**TASK OBJECTIVE**
Write the entries below out again exactly; any picture in them stays out.

━━━━━━

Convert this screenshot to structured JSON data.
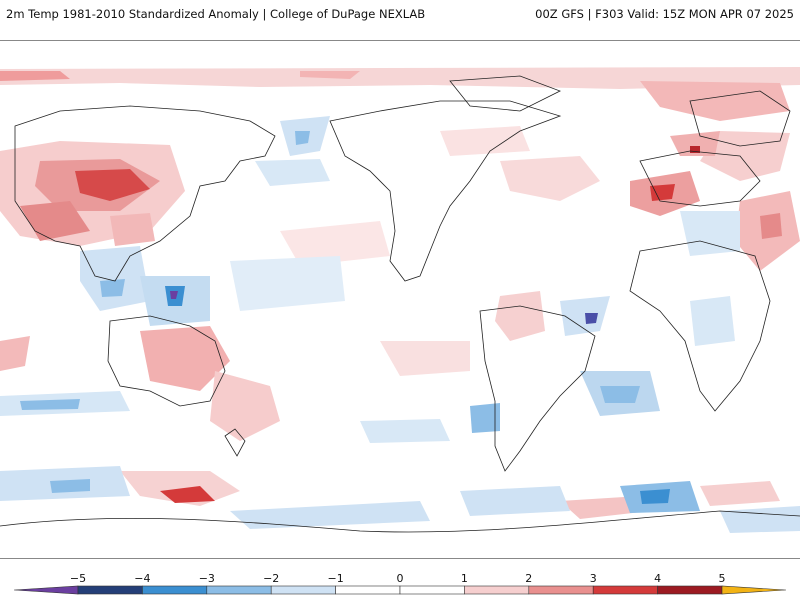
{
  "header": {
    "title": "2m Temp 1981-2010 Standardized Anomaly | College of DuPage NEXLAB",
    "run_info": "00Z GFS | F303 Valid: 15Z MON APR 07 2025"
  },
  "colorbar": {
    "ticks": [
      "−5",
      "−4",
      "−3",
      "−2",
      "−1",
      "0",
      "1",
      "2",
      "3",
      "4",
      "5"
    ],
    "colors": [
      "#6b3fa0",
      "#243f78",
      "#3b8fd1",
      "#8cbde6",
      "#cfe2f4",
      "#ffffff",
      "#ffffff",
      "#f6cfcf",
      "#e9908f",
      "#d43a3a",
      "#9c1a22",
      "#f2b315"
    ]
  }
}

━━━━━━

**EXERCISE SOLUTION**
Convert this screenshot to structured JSON data.
{
  "header": {
    "title": "2m Temp 1981-2010 Standardized Anomaly | College of DuPage NEXLAB",
    "run_info": "00Z GFS | F303 Valid: 15Z MON APR 07 2025"
  },
  "colorbar": {
    "ticks": [
      "−5",
      "−4",
      "−3",
      "−2",
      "−1",
      "0",
      "1",
      "2",
      "3",
      "4",
      "5"
    ],
    "colors": [
      "#6b3fa0",
      "#243f78",
      "#3b8fd1",
      "#8cbde6",
      "#cfe2f4",
      "#ffffff",
      "#ffffff",
      "#f6cfcf",
      "#e9908f",
      "#d43a3a",
      "#9c1a22",
      "#f2b315"
    ]
  }
}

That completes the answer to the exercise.